### Given entries
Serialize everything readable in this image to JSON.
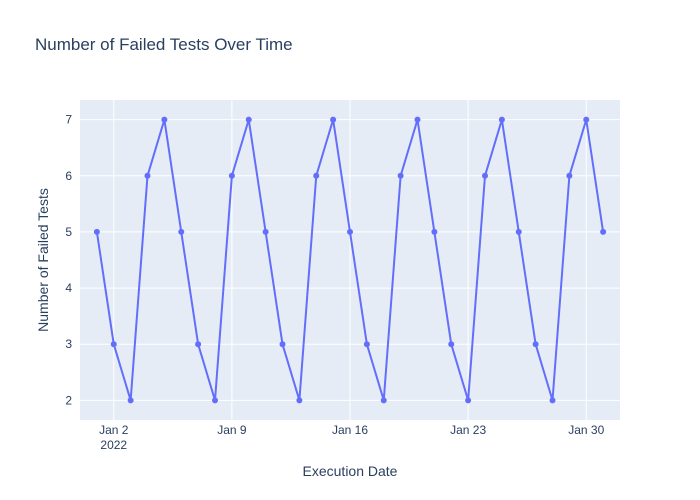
{
  "chart_data": {
    "type": "line",
    "title": "Number of Failed Tests Over Time",
    "xlabel": "Execution Date",
    "ylabel": "Number of Failed Tests",
    "x": [
      "2022-01-01",
      "2022-01-02",
      "2022-01-03",
      "2022-01-04",
      "2022-01-05",
      "2022-01-06",
      "2022-01-07",
      "2022-01-08",
      "2022-01-09",
      "2022-01-10",
      "2022-01-11",
      "2022-01-12",
      "2022-01-13",
      "2022-01-14",
      "2022-01-15",
      "2022-01-16",
      "2022-01-17",
      "2022-01-18",
      "2022-01-19",
      "2022-01-20",
      "2022-01-21",
      "2022-01-22",
      "2022-01-23",
      "2022-01-24",
      "2022-01-25",
      "2022-01-26",
      "2022-01-27",
      "2022-01-28",
      "2022-01-29",
      "2022-01-30",
      "2022-01-31"
    ],
    "series": [
      {
        "values": [
          5,
          3,
          2,
          6,
          7,
          5,
          3,
          2,
          6,
          7,
          5,
          3,
          2,
          6,
          7,
          5,
          3,
          2,
          6,
          7,
          5,
          3,
          2,
          6,
          7,
          5,
          3,
          2,
          6,
          7,
          5
        ],
        "color": "#636efa"
      }
    ],
    "x_ticks": [
      {
        "date": "2022-01-02",
        "label": "Jan 2",
        "sublabel": "2022"
      },
      {
        "date": "2022-01-09",
        "label": "Jan 9",
        "sublabel": ""
      },
      {
        "date": "2022-01-16",
        "label": "Jan 16",
        "sublabel": ""
      },
      {
        "date": "2022-01-23",
        "label": "Jan 23",
        "sublabel": ""
      },
      {
        "date": "2022-01-30",
        "label": "Jan 30",
        "sublabel": ""
      }
    ],
    "y_ticks": [
      2,
      3,
      4,
      5,
      6,
      7
    ],
    "xlim": [
      "2021-12-31",
      "2022-02-01"
    ],
    "ylim": [
      1.65,
      7.35
    ],
    "grid": true,
    "plot_background": "#e5ecf6",
    "text_color": "#2a3f5f"
  }
}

### Goal
Pull out every line holding "Tests" from the records above, and copy it.

### Result for this task
    "title": "Number of Failed Tests Over Time",
    "ylabel": "Number of Failed Tests",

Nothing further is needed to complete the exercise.